## Goal:
Change every occurrence of "your Score" to "player Score" in the material and reproduce it with nothing else altered.

(Source data)
--- begin ---

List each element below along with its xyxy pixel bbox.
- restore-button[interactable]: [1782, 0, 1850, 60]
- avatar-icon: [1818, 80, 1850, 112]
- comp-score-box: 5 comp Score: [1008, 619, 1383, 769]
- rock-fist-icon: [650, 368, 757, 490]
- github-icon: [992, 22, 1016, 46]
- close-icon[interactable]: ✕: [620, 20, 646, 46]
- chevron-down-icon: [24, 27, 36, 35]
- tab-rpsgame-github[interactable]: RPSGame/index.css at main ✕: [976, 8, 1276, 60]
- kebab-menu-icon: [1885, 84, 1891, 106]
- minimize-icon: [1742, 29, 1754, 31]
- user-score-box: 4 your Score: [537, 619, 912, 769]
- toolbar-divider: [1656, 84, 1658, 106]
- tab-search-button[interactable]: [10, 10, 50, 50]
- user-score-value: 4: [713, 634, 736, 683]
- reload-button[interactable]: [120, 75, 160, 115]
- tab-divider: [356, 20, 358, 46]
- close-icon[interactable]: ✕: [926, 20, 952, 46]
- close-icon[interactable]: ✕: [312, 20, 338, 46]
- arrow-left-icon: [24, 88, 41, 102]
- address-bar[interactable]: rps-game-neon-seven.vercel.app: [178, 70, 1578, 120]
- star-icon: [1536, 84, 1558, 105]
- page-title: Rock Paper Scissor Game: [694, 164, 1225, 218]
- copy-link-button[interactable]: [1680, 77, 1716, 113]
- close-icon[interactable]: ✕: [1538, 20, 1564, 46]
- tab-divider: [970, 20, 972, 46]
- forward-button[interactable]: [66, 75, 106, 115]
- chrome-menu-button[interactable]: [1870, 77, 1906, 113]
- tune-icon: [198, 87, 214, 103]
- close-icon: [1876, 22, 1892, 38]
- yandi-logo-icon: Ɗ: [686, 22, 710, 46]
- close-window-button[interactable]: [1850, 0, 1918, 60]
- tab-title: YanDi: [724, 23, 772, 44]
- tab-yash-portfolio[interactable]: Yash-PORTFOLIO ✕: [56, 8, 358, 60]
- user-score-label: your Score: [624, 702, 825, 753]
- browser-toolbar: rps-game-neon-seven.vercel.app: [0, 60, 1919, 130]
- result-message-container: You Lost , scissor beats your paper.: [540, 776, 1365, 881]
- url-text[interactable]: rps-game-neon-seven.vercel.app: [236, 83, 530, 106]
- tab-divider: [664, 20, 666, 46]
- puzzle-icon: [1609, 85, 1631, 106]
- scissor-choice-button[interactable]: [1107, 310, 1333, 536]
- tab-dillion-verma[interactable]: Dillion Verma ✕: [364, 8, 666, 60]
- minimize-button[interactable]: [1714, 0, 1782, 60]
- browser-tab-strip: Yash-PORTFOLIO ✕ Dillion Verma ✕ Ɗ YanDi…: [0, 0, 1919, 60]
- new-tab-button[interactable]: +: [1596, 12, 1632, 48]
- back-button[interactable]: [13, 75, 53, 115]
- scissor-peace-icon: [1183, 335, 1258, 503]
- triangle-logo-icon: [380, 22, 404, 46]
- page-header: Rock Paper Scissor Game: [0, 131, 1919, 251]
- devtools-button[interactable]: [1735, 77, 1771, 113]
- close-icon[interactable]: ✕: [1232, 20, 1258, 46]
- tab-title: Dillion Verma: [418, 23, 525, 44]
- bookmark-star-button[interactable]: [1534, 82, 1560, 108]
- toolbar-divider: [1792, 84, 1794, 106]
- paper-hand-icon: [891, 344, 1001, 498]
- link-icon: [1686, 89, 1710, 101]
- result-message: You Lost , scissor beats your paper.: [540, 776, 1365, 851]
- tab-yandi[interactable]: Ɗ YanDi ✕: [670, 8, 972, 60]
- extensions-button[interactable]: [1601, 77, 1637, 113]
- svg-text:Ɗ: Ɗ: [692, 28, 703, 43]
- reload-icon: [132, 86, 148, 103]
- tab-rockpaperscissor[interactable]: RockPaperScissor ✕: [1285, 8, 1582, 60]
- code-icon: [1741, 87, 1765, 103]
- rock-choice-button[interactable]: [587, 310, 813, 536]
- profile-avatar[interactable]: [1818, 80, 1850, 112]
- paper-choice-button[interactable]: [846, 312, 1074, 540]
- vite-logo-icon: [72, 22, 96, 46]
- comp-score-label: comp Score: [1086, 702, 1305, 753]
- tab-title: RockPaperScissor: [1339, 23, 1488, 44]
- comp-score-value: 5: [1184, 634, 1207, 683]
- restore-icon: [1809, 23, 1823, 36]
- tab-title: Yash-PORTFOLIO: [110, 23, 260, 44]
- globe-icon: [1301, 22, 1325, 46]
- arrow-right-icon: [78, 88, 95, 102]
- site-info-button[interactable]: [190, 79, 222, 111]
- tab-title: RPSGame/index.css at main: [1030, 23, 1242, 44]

--- end ---

## Correct response:
List each element below along with its xyxy pixel bbox.
- restore-button[interactable]: [1782, 0, 1850, 60]
- avatar-icon: [1818, 80, 1850, 112]
- comp-score-box: 5 comp Score: [1008, 619, 1383, 769]
- rock-fist-icon: [650, 368, 757, 490]
- github-icon: [992, 22, 1016, 46]
- close-icon[interactable]: ✕: [620, 20, 646, 46]
- chevron-down-icon: [24, 27, 36, 35]
- tab-rpsgame-github[interactable]: RPSGame/index.css at main ✕: [976, 8, 1276, 60]
- kebab-menu-icon: [1885, 84, 1891, 106]
- minimize-icon: [1742, 29, 1754, 31]
- user-score-box: 4 player Score: [537, 619, 912, 769]
- toolbar-divider: [1656, 84, 1658, 106]
- tab-search-button[interactable]: [10, 10, 50, 50]
- user-score-value: 4: [713, 634, 736, 683]
- reload-button[interactable]: [120, 75, 160, 115]
- tab-divider: [356, 20, 358, 46]
- close-icon[interactable]: ✕: [926, 20, 952, 46]
- close-icon[interactable]: ✕: [312, 20, 338, 46]
- arrow-left-icon: [24, 88, 41, 102]
- address-bar[interactable]: rps-game-neon-seven.vercel.app: [178, 70, 1578, 120]
- star-icon: [1536, 84, 1558, 105]
- page-title: Rock Paper Scissor Game: [694, 164, 1225, 218]
- copy-link-button[interactable]: [1680, 77, 1716, 113]
- close-icon[interactable]: ✕: [1538, 20, 1564, 46]
- tab-divider: [970, 20, 972, 46]
- forward-button[interactable]: [66, 75, 106, 115]
- chrome-menu-button[interactable]: [1870, 77, 1906, 113]
- tune-icon: [198, 87, 214, 103]
- close-icon: [1876, 22, 1892, 38]
- yandi-logo-icon: Ɗ: [686, 22, 710, 46]
- close-window-button[interactable]: [1850, 0, 1918, 60]
- tab-title: YanDi: [724, 23, 772, 44]
- tab-yash-portfolio[interactable]: Yash-PORTFOLIO ✕: [56, 8, 358, 60]
- user-score-label: player Score: [624, 702, 825, 753]
- browser-toolbar: rps-game-neon-seven.vercel.app: [0, 60, 1919, 130]
- result-message-container: You Lost , scissor beats your paper.: [540, 776, 1365, 881]
- url-text[interactable]: rps-game-neon-seven.vercel.app: [236, 83, 530, 106]
- tab-divider: [664, 20, 666, 46]
- puzzle-icon: [1609, 85, 1631, 106]
- scissor-choice-button[interactable]: [1107, 310, 1333, 536]
- tab-dillion-verma[interactable]: Dillion Verma ✕: [364, 8, 666, 60]
- minimize-button[interactable]: [1714, 0, 1782, 60]
- browser-tab-strip: Yash-PORTFOLIO ✕ Dillion Verma ✕ Ɗ YanDi…: [0, 0, 1919, 60]
- new-tab-button[interactable]: +: [1596, 12, 1632, 48]
- back-button[interactable]: [13, 75, 53, 115]
- scissor-peace-icon: [1183, 335, 1258, 503]
- triangle-logo-icon: [380, 22, 404, 46]
- page-header: Rock Paper Scissor Game: [0, 131, 1919, 251]
- devtools-button[interactable]: [1735, 77, 1771, 113]
- close-icon[interactable]: ✕: [1232, 20, 1258, 46]
- tab-title: Dillion Verma: [418, 23, 525, 44]
- bookmark-star-button[interactable]: [1534, 82, 1560, 108]
- toolbar-divider: [1792, 84, 1794, 106]
- paper-hand-icon: [891, 344, 1001, 498]
- link-icon: [1686, 89, 1710, 101]
- result-message: You Lost , scissor beats your paper.: [540, 776, 1365, 851]
- tab-yandi[interactable]: Ɗ YanDi ✕: [670, 8, 972, 60]
- extensions-button[interactable]: [1601, 77, 1637, 113]
- svg-text:Ɗ: Ɗ: [692, 28, 703, 43]
- reload-icon: [132, 86, 148, 103]
- tab-rockpaperscissor[interactable]: RockPaperScissor ✕: [1285, 8, 1582, 60]
- code-icon: [1741, 87, 1765, 103]
- rock-choice-button[interactable]: [587, 310, 813, 536]
- profile-avatar[interactable]: [1818, 80, 1850, 112]
- paper-choice-button[interactable]: [846, 312, 1074, 540]
- vite-logo-icon: [72, 22, 96, 46]
- comp-score-label: comp Score: [1086, 702, 1305, 753]
- tab-title: RockPaperScissor: [1339, 23, 1488, 44]
- comp-score-value: 5: [1184, 634, 1207, 683]
- restore-icon: [1809, 23, 1823, 36]
- tab-title: Yash-PORTFOLIO: [110, 23, 260, 44]
- globe-icon: [1301, 22, 1325, 46]
- arrow-right-icon: [78, 88, 95, 102]
- site-info-button[interactable]: [190, 79, 222, 111]
- tab-title: RPSGame/index.css at main: [1030, 23, 1242, 44]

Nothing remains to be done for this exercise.